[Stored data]
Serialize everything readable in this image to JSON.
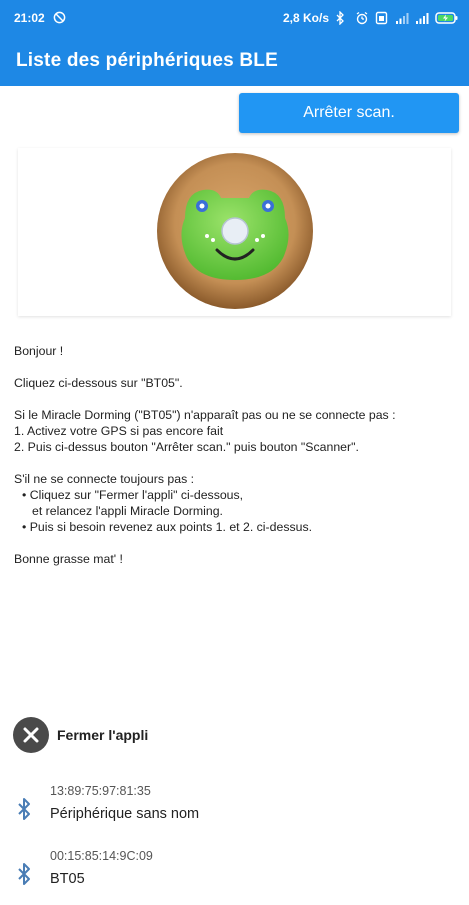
{
  "status_bar": {
    "time": "21:02",
    "network_speed": "2,8 Ko/s",
    "battery_level": 1.0,
    "icons": [
      "notification-blocked-icon",
      "bluetooth-icon",
      "alarm-icon",
      "sim-icon",
      "signal-icon",
      "wifi-icon",
      "battery-charging-icon"
    ]
  },
  "app_bar": {
    "title": "Liste des périphériques BLE"
  },
  "toolbar": {
    "stop_scan_label": "Arrêter scan."
  },
  "message": {
    "greeting": "Bonjour !",
    "instruction": "Cliquez ci-dessous sur \"BT05\".",
    "if_not_visible": "Si le Miracle Dorming (\"BT05\") n'apparaît pas ou ne se connecte pas :",
    "step1": "1. Activez votre GPS si pas encore fait",
    "step2": "2. Puis ci-dessus bouton \"Arrêter scan.\" puis bouton \"Scanner\".",
    "still_not": "S'il ne se connecte toujours pas :",
    "bullet1_line1": "• Cliquez sur \"Fermer l'appli\" ci-dessous,",
    "bullet1_line2": "et relancez l'appli Miracle Dorming.",
    "bullet2": "• Puis si besoin revenez aux points 1. et 2. ci-dessus.",
    "closing": "Bonne grasse mat' !"
  },
  "close_app": {
    "label": "Fermer l'appli",
    "icon": "close-icon"
  },
  "devices": [
    {
      "address": "13:89:75:97:81:35",
      "name": "Périphérique sans nom",
      "icon": "bluetooth-icon"
    },
    {
      "address": "00:15:85:14:9C:09",
      "name": "BT05",
      "icon": "bluetooth-icon"
    }
  ],
  "colors": {
    "primary": "#1e88e5",
    "button": "#2196f3",
    "close_circle": "#4a4a4a",
    "bluetooth": "#4a7db5"
  }
}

## OBJECTIVE
Pictures appear in the records above. Output everything except them, exactly.

## SOLUTION
Serialize everything readable in this image to JSON.
{
  "status_bar": {
    "time": "21:02",
    "network_speed": "2,8 Ko/s",
    "battery_level": 1.0,
    "icons": [
      "notification-blocked-icon",
      "bluetooth-icon",
      "alarm-icon",
      "sim-icon",
      "signal-icon",
      "wifi-icon",
      "battery-charging-icon"
    ]
  },
  "app_bar": {
    "title": "Liste des périphériques BLE"
  },
  "toolbar": {
    "stop_scan_label": "Arrêter scan."
  },
  "message": {
    "greeting": "Bonjour !",
    "instruction": "Cliquez ci-dessous sur \"BT05\".",
    "if_not_visible": "Si le Miracle Dorming (\"BT05\") n'apparaît pas ou ne se connecte pas :",
    "step1": "1. Activez votre GPS si pas encore fait",
    "step2": "2. Puis ci-dessus bouton \"Arrêter scan.\" puis bouton \"Scanner\".",
    "still_not": "S'il ne se connecte toujours pas :",
    "bullet1_line1": "• Cliquez sur \"Fermer l'appli\" ci-dessous,",
    "bullet1_line2": "et relancez l'appli Miracle Dorming.",
    "bullet2": "• Puis si besoin revenez aux points 1. et 2. ci-dessus.",
    "closing": "Bonne grasse mat' !"
  },
  "close_app": {
    "label": "Fermer l'appli",
    "icon": "close-icon"
  },
  "devices": [
    {
      "address": "13:89:75:97:81:35",
      "name": "Périphérique sans nom",
      "icon": "bluetooth-icon"
    },
    {
      "address": "00:15:85:14:9C:09",
      "name": "BT05",
      "icon": "bluetooth-icon"
    }
  ],
  "colors": {
    "primary": "#1e88e5",
    "button": "#2196f3",
    "close_circle": "#4a4a4a",
    "bluetooth": "#4a7db5"
  }
}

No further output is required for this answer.